AIM OF THE TASK: Determine the count of lines holding "System" and give that count alone.

(Collected data entries)
────

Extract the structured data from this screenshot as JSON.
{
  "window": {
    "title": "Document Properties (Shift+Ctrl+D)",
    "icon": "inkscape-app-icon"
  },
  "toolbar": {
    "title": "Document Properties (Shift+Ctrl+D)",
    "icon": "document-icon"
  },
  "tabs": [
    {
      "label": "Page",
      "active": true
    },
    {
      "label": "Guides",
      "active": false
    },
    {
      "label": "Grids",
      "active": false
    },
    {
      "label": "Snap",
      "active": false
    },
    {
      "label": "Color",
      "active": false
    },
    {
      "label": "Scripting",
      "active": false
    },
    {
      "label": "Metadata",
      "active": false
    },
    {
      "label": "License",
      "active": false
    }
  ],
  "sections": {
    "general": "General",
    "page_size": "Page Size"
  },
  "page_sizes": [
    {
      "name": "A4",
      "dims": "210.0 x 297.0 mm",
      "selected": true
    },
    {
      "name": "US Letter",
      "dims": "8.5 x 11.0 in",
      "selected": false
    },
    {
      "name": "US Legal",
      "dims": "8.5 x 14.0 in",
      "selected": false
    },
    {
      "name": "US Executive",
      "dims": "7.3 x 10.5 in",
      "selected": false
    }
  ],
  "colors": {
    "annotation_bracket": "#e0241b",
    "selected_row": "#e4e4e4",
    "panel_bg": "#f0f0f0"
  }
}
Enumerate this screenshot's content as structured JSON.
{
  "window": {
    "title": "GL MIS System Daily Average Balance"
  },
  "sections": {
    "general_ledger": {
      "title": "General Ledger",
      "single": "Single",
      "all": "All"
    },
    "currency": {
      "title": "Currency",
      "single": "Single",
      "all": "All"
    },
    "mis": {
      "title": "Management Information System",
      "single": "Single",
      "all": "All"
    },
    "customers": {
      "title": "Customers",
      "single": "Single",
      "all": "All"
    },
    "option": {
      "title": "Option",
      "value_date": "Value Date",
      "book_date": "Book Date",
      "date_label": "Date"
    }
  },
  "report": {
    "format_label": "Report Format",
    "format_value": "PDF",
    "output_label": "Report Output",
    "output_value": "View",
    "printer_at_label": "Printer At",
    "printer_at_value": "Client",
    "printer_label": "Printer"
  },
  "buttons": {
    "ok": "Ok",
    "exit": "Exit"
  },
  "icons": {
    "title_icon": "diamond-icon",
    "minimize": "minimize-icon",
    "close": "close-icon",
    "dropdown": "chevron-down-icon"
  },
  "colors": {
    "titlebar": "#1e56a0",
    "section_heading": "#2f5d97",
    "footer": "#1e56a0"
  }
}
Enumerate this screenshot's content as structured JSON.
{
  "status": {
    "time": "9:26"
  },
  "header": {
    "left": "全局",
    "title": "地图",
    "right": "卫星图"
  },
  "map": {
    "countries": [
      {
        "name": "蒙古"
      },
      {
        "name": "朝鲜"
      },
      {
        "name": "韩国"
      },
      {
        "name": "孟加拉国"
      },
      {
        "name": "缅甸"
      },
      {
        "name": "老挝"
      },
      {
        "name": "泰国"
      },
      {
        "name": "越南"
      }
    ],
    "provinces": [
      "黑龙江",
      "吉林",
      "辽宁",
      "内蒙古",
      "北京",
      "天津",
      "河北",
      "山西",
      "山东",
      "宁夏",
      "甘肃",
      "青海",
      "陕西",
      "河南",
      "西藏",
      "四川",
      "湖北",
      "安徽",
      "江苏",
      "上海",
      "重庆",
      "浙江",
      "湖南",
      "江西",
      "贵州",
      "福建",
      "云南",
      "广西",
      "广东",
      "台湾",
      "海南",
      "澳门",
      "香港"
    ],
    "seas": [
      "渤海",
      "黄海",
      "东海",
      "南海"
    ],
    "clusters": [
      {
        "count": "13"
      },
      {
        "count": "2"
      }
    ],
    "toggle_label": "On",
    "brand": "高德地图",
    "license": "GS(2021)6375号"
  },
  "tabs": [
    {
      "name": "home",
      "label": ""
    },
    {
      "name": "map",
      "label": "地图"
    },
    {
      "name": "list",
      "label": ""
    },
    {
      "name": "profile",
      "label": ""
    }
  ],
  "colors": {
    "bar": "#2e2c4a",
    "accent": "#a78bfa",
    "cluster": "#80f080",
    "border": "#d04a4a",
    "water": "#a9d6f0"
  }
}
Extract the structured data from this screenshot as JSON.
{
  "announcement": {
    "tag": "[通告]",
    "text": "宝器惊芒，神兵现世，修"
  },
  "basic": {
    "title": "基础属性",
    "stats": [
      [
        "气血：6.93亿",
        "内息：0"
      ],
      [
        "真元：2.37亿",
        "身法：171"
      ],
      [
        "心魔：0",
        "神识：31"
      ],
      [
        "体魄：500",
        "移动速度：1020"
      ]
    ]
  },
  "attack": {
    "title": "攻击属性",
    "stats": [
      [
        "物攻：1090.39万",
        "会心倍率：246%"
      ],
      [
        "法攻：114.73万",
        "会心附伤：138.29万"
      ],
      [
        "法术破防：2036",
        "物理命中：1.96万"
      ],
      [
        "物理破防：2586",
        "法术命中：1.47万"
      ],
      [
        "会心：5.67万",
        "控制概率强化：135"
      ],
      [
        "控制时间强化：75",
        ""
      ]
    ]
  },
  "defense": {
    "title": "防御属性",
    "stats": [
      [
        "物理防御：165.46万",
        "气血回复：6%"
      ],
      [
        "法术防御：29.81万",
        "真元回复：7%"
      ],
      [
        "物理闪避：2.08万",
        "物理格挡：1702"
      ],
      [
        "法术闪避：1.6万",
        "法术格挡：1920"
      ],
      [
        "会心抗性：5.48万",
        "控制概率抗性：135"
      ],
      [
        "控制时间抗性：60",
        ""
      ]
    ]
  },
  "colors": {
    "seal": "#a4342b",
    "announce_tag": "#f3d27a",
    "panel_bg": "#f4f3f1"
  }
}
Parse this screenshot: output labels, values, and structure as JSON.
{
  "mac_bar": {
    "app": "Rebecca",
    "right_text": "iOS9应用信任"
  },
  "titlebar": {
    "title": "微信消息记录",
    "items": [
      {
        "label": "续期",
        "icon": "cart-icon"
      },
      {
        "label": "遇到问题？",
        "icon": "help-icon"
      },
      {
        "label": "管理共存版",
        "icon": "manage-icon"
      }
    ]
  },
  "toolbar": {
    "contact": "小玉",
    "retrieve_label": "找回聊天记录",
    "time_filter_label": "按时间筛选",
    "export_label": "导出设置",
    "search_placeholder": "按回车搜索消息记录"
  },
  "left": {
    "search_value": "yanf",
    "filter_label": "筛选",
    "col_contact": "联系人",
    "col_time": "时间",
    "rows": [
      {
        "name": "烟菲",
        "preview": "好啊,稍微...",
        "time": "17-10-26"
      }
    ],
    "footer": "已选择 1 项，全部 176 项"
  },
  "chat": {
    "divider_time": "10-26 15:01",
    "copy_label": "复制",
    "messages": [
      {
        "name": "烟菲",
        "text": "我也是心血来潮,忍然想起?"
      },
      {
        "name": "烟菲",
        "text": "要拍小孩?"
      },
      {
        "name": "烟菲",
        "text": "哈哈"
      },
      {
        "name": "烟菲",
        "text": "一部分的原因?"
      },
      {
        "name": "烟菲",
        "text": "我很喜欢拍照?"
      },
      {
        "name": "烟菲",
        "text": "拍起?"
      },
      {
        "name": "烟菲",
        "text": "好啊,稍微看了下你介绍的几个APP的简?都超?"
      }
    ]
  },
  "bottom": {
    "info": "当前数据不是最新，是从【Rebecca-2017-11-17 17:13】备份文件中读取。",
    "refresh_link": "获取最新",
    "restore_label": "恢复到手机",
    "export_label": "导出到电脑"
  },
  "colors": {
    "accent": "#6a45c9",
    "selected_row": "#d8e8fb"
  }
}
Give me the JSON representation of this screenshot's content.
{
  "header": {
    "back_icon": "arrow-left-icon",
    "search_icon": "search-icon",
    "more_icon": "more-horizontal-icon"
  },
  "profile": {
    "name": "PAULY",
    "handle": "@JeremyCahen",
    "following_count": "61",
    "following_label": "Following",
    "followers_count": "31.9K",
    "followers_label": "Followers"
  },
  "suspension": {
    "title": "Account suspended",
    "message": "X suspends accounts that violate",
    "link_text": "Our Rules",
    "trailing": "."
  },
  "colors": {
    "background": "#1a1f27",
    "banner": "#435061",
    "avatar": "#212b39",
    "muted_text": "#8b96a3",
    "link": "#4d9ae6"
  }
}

────

ANSWER FOR THE TASK: 2